Task to complete:
Can you rewrite the material from its first line through the line containing "channel-strip-icon: [1328, 316, 1376, 322]", putting "speaker-icon" wherever "device-icon" appears and changing nothing else?

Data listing
----

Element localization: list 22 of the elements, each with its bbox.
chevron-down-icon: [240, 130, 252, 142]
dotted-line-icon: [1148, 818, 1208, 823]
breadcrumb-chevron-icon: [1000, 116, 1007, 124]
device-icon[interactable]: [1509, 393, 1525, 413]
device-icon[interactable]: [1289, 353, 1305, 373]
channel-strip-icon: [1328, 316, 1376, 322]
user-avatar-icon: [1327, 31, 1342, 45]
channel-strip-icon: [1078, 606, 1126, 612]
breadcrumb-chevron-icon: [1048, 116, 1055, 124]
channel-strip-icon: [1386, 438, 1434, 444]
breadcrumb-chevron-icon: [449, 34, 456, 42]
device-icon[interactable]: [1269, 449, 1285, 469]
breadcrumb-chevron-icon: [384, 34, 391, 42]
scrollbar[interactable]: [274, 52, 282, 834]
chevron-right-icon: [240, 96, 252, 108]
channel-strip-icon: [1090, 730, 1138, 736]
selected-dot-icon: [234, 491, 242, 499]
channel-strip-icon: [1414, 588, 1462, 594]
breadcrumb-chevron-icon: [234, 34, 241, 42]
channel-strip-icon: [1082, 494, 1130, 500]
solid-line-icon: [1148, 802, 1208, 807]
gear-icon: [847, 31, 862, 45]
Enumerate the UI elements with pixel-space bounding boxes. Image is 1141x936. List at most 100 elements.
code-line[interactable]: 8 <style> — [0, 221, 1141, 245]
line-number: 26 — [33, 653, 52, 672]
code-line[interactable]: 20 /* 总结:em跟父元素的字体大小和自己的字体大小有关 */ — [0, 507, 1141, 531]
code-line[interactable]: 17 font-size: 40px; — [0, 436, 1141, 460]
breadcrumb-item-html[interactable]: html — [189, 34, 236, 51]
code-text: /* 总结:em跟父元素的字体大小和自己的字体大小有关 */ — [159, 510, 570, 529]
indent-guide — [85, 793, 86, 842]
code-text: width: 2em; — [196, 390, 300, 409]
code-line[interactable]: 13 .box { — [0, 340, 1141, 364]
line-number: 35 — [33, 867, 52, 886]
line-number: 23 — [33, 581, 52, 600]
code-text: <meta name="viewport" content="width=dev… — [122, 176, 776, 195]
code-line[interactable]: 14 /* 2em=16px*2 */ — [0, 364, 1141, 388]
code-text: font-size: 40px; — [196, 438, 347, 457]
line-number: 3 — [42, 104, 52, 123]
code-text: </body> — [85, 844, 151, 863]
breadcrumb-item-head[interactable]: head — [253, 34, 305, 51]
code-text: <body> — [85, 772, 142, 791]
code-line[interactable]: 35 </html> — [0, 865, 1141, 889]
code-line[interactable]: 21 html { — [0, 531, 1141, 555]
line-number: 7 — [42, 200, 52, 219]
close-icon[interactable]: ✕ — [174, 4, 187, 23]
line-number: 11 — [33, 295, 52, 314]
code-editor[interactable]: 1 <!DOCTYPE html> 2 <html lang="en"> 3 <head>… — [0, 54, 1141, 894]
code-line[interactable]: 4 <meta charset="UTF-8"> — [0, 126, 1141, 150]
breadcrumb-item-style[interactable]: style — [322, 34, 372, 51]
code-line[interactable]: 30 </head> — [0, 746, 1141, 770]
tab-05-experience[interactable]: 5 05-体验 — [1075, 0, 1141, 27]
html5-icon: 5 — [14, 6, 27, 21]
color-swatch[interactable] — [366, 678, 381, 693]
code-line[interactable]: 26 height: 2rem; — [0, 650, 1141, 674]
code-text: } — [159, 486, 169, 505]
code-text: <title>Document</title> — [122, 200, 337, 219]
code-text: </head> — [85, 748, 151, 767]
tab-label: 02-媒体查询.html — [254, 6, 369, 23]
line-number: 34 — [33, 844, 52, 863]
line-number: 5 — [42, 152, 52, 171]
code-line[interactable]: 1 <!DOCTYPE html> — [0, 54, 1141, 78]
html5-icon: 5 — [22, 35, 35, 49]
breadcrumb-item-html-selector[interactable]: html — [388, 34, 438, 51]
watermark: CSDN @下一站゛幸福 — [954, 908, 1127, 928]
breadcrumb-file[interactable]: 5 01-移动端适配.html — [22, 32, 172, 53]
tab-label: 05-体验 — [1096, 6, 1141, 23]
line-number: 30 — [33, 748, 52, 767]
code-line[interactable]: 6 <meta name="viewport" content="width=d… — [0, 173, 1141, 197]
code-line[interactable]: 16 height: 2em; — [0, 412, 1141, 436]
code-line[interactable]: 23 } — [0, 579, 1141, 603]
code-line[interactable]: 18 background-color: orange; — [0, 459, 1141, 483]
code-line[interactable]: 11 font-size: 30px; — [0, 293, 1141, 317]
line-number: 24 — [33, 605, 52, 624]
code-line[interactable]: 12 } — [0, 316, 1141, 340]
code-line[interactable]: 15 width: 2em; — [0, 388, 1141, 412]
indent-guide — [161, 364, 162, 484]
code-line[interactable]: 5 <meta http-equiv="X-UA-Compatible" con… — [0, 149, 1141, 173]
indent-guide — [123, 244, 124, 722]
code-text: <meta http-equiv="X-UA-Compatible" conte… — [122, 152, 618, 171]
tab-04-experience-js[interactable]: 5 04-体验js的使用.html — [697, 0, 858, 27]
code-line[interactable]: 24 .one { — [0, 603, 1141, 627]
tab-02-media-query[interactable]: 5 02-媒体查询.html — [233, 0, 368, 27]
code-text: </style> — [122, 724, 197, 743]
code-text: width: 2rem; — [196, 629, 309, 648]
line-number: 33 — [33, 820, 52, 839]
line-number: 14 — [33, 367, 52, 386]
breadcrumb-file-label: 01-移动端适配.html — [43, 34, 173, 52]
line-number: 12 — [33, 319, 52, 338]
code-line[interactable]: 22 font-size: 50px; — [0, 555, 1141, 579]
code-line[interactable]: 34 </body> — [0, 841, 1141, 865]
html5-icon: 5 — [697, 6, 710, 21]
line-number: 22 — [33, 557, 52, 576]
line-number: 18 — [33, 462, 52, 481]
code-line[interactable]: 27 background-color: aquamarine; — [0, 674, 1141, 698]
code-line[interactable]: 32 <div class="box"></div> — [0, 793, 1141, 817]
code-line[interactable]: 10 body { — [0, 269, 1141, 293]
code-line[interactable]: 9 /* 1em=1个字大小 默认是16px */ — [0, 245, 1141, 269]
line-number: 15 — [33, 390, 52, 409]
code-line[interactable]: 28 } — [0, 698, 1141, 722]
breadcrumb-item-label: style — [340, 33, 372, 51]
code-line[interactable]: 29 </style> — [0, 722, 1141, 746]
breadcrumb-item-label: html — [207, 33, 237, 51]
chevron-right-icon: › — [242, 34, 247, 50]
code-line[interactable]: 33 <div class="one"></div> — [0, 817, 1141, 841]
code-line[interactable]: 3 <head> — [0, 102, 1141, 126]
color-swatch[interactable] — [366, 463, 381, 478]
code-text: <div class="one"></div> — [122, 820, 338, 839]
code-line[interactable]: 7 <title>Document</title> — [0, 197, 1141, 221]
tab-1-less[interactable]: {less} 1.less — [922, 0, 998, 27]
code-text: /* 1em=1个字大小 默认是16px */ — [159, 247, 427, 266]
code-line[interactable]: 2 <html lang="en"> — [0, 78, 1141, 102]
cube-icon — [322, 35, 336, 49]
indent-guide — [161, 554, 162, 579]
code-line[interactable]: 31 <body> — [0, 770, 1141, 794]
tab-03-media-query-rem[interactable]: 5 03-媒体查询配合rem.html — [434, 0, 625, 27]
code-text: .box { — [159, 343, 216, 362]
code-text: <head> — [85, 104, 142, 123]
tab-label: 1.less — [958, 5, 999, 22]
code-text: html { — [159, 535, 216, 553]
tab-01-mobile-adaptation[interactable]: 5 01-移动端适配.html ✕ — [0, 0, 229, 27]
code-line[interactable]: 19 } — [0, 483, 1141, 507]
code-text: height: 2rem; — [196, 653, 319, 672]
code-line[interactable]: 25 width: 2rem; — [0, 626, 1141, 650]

----

Result below:
Element localization: list 22 of the elements, each with its bbox.
chevron-down-icon: [240, 130, 252, 142]
dotted-line-icon: [1148, 818, 1208, 823]
breadcrumb-chevron-icon: [1000, 116, 1007, 124]
speaker-icon[interactable]: [1509, 393, 1525, 413]
speaker-icon[interactable]: [1289, 353, 1305, 373]
channel-strip-icon: [1328, 316, 1376, 322]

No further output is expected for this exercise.